• **CHALLENGE**:
What is the number of lines containing "URIs"? Give only that number.

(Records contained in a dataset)
########################################

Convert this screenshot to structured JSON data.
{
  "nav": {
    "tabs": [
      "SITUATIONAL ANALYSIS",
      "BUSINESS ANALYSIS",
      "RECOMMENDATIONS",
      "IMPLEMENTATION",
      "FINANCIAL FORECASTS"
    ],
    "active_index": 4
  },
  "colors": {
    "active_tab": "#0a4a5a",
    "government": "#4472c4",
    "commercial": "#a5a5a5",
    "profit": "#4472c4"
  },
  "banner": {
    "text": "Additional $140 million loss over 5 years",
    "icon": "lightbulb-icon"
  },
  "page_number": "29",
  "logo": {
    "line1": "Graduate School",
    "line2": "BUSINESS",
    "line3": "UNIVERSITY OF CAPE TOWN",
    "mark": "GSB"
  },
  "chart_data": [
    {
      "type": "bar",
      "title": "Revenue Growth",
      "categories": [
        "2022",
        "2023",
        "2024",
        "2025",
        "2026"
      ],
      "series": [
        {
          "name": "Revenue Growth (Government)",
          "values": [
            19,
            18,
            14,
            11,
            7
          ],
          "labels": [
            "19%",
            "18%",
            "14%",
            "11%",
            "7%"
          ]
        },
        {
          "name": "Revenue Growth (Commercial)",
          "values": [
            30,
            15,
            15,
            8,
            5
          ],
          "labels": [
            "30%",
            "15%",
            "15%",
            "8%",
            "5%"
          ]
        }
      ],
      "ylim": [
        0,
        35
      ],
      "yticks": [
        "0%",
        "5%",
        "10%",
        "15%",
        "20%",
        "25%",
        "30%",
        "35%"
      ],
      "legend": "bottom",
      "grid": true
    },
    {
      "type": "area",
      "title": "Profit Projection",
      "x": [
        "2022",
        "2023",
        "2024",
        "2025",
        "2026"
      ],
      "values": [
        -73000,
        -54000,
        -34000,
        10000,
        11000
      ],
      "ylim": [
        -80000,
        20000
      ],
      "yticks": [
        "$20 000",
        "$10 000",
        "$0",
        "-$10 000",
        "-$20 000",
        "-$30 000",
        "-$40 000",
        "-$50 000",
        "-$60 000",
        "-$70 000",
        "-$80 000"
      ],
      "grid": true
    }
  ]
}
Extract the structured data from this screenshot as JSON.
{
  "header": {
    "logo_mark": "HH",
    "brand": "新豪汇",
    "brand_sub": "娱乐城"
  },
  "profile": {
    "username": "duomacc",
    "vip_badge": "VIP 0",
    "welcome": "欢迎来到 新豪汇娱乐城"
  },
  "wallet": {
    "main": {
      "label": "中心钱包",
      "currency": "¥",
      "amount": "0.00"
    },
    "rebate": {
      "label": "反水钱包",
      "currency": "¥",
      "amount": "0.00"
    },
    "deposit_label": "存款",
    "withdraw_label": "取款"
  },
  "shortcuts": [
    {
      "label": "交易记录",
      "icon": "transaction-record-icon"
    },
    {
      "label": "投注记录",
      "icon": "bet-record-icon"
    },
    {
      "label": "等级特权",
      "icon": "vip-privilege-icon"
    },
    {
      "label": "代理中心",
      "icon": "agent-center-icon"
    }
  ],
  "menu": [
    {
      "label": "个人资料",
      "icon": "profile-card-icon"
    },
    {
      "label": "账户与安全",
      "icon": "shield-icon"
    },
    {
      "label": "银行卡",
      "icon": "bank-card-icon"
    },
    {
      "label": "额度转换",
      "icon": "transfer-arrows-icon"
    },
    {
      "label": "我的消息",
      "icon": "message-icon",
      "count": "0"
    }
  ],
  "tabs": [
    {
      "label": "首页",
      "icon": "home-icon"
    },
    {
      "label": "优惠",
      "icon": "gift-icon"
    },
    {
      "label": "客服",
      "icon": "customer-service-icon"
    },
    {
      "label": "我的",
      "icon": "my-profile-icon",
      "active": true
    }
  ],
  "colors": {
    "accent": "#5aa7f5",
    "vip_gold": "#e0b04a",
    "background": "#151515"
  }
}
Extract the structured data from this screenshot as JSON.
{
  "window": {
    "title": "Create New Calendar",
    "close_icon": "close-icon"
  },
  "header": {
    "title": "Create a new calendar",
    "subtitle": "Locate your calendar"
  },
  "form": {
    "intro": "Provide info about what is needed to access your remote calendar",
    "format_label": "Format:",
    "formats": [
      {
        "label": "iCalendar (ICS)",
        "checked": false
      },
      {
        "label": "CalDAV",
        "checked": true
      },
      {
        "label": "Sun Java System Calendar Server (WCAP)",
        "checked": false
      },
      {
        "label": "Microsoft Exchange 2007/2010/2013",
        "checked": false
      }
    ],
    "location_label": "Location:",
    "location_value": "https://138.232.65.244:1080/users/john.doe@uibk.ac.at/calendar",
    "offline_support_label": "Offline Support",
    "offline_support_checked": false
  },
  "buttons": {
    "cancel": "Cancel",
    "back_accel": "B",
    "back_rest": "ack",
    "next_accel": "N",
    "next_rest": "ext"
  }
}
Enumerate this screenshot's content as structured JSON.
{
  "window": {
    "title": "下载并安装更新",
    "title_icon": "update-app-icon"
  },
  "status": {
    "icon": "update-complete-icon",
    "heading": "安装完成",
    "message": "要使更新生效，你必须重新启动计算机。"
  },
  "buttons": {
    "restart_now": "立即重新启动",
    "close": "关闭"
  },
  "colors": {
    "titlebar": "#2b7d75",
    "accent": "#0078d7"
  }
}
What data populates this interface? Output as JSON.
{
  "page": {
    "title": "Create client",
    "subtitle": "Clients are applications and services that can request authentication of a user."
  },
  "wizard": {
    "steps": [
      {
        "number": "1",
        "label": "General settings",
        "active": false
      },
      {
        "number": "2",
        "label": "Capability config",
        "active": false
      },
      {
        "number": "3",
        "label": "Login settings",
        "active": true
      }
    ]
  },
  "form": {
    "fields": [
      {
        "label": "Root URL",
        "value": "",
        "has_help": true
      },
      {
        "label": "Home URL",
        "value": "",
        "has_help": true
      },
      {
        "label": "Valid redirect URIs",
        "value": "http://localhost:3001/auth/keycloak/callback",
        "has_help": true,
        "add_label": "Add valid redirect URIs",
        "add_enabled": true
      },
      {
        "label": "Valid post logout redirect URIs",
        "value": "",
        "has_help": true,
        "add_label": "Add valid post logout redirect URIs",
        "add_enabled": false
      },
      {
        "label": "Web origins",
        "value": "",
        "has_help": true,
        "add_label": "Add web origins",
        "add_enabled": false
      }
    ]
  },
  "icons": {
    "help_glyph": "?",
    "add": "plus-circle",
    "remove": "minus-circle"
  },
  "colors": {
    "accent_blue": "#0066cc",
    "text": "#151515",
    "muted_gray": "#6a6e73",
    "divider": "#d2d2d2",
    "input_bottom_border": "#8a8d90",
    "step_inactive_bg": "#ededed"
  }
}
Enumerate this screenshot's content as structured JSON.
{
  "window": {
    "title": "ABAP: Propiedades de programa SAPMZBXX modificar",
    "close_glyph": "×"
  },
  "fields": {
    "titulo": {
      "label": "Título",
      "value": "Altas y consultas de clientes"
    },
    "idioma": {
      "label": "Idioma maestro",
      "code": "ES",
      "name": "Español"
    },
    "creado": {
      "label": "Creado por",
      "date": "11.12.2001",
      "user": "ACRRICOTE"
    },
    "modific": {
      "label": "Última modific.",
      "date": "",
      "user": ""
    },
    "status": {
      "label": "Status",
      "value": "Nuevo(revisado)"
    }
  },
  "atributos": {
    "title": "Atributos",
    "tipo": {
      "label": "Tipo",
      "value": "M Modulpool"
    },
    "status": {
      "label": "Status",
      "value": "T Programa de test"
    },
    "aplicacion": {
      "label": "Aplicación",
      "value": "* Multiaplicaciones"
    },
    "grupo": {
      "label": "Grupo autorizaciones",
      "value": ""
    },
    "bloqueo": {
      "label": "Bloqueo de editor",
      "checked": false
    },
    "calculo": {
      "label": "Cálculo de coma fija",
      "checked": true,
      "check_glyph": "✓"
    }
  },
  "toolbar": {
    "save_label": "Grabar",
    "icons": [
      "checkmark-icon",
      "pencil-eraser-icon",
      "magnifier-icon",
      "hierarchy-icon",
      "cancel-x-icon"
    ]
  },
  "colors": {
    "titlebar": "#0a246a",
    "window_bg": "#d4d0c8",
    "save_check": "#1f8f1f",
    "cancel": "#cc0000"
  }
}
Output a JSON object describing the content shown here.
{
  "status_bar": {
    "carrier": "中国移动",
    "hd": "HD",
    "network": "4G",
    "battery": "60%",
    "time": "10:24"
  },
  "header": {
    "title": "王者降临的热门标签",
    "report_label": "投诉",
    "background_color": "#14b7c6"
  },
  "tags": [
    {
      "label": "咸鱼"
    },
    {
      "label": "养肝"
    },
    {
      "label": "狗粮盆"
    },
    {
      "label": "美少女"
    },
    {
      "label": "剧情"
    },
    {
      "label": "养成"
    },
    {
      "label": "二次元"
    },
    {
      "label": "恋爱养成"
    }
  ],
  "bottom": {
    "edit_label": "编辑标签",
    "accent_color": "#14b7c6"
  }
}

########################################

• **RESPONSE TO THE TASK**:
4